[Task details] Pick out every line in the material below that contains the string "search", and reproduce each of those lines in full.

[Extracted material]
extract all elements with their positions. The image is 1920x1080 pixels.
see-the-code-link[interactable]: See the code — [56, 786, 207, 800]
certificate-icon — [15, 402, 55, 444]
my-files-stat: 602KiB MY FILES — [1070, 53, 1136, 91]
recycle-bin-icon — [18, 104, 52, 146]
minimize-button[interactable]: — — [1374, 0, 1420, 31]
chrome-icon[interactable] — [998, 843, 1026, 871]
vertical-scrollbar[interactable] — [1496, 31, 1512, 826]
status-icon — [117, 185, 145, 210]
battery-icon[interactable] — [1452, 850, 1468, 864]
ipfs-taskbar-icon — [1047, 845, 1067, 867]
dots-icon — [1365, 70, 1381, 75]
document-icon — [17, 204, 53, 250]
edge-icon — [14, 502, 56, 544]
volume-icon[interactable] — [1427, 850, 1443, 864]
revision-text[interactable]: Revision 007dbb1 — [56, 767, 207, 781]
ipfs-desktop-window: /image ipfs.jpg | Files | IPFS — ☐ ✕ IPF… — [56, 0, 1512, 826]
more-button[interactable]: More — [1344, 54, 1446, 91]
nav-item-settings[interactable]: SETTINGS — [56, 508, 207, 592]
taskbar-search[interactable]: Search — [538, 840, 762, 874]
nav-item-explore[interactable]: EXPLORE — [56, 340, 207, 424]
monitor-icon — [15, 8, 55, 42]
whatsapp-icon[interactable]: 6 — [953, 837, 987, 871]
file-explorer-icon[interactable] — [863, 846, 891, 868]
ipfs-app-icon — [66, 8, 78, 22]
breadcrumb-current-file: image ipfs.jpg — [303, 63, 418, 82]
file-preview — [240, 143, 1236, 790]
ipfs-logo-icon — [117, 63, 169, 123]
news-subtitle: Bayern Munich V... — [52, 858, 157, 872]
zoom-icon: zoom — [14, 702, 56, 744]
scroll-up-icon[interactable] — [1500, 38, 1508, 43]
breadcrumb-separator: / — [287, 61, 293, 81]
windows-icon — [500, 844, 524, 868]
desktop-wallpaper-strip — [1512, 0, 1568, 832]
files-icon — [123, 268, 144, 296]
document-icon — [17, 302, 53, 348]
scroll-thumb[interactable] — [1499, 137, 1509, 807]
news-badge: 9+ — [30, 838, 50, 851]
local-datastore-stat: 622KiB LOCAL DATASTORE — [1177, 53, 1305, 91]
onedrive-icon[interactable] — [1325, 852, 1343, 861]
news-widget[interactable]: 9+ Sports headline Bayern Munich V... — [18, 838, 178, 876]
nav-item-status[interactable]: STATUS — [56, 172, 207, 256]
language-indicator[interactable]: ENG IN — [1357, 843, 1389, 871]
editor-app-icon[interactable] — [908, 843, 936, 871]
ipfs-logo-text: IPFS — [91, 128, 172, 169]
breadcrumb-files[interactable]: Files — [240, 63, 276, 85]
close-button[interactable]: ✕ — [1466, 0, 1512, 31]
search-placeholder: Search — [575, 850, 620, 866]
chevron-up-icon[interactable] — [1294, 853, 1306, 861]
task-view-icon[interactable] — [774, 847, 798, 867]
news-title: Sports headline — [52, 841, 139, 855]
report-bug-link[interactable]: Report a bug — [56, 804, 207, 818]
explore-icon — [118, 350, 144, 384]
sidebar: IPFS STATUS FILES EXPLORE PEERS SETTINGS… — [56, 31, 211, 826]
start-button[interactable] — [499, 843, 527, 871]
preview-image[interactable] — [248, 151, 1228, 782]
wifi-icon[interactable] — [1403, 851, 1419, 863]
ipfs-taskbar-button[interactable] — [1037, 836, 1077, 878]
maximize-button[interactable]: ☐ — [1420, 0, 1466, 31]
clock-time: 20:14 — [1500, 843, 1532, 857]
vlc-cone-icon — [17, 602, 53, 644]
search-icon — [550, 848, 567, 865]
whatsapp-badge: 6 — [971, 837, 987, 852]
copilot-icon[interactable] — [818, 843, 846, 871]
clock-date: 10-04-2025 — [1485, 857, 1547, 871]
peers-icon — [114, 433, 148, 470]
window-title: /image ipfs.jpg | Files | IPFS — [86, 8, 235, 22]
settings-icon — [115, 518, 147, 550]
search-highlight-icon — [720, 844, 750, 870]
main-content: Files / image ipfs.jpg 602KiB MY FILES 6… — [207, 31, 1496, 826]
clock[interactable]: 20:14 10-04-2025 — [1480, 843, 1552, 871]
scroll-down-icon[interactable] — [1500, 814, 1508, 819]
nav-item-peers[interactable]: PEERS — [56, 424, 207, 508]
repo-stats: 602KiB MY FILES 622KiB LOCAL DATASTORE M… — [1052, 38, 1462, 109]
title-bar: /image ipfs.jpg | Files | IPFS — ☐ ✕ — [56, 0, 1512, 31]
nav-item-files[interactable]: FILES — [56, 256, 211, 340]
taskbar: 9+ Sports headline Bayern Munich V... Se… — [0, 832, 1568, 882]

[Problem solution]
taskbar-search[interactable]: Search — [538, 840, 762, 874]
search-placeholder: Search — [575, 850, 620, 866]
search-icon — [550, 848, 567, 865]
search-highlight-icon — [720, 844, 750, 870]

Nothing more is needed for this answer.